*What is expected*: Whenever a line contains the string "испытаний", copy it out of the entries.

*Given records*:
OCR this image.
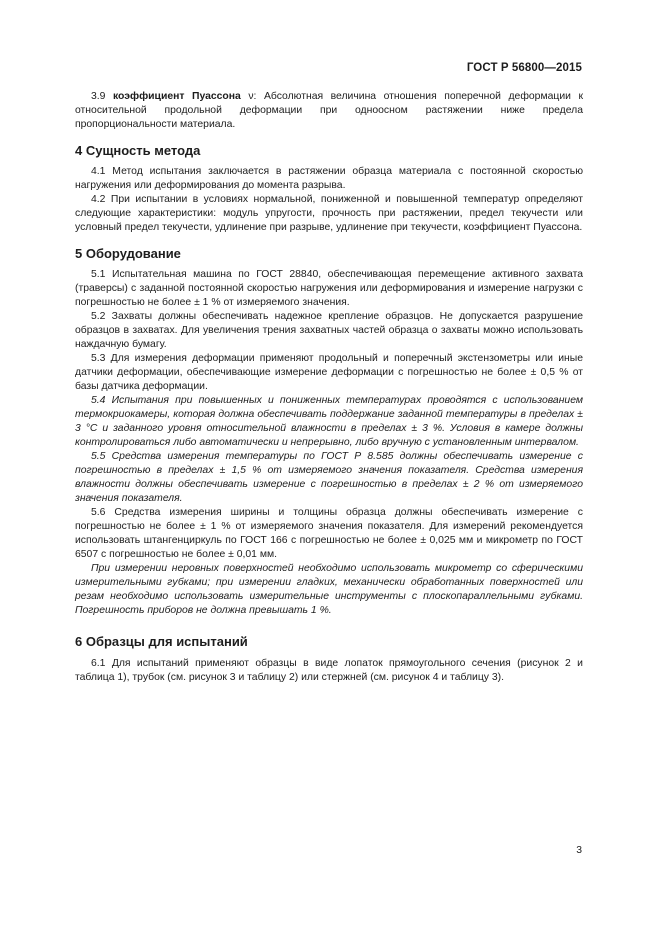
ГОСТ Р 56800—2015

3.9 коэффициент Пуассона ν: Абсолютная величина отношения поперечной деформации к относительной продольной деформации при одноосном растяжении ниже предела пропорциональности материала.

4 Сущность метода

4.1 Метод испытания заключается в растяжении образца материала с постоянной скоростью нагружения или деформирования до момента разрыва.

4.2 При испытании в условиях нормальной, пониженной и повышенной температур определяют следующие характеристики: модуль упругости, прочность при растяжении, предел текучести или условный предел текучести, удлинение при разрыве, удлинение при текучести, коэффициент Пуассона.

5 Оборудование

5.1 Испытательная машина по ГОСТ 28840, обеспечивающая перемещение активного захвата (траверсы) с заданной постоянной скоростью нагружения или деформирования и измерение нагрузки с погрешностью не более ± 1 % от измеряемого значения.

5.2 Захваты должны обеспечивать надежное крепление образцов. Не допускается разрушение образцов в захватах. Для увеличения трения захватных частей образца о захваты можно использовать наждачную бумагу.

5.3 Для измерения деформации применяют продольный и поперечный экстензометры или иные датчики деформации, обеспечивающие измерение деформации с погрешностью не более ± 0,5 % от базы датчика деформации.

5.4 Испытания при повышенных и пониженных температурах проводятся с использованием термокриокамеры, которая должна обеспечивать поддержание заданной температуры в пределах ± 3 °С и заданного уровня относительной влажности в пределах ± 3 %. Условия в камере должны контролироваться либо автоматически и непрерывно, либо вручную с установленным интервалом.

5.5 Средства измерения температуры по ГОСТ Р 8.585 должны обеспечивать измерение с погрешностью в пределах ± 1,5 % от измеряемого значения показателя. Средства измерения влажности должны обеспечивать измерение с погрешностью в пределах ± 2 % от измеряемого значения показателя.

5.6 Средства измерения ширины и толщины образца должны обеспечивать измерение с погрешностью не более ± 1 % от измеряемого значения показателя. Для измерений рекомендуется использовать штангенциркуль по ГОСТ 166 с погрешностью не более ± 0,025 мм и микрометр по ГОСТ 6507 с погрешностью не более ± 0,01 мм.

При измерении неровных поверхностей необходимо использовать микрометр со сферическими измерительными губками; при измерении гладких, механически обработанных поверхностей или резам необходимо использовать измерительные инструменты с плоскопараллельными губками. Погрешность приборов не должна превышать 1 %.

6 Образцы для испытаний

6.1 Для испытаний применяют образцы в виде лопаток прямоугольного сечения (рисунок 2 и таблица 1), трубок (см. рисунок 3 и таблицу 2) или стержней (см. рисунок 4 и таблицу 3).

3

*Worked solution*:
6 Образцы для испытаний
6.1 Для испытаний применяют образцы в виде лопаток прямоугольного сечения (рисунок 2 и таблица 1), трубок (см. рисунок 3 и таблицу 2) или стержней (см. рисунок 4 и таблицу 3).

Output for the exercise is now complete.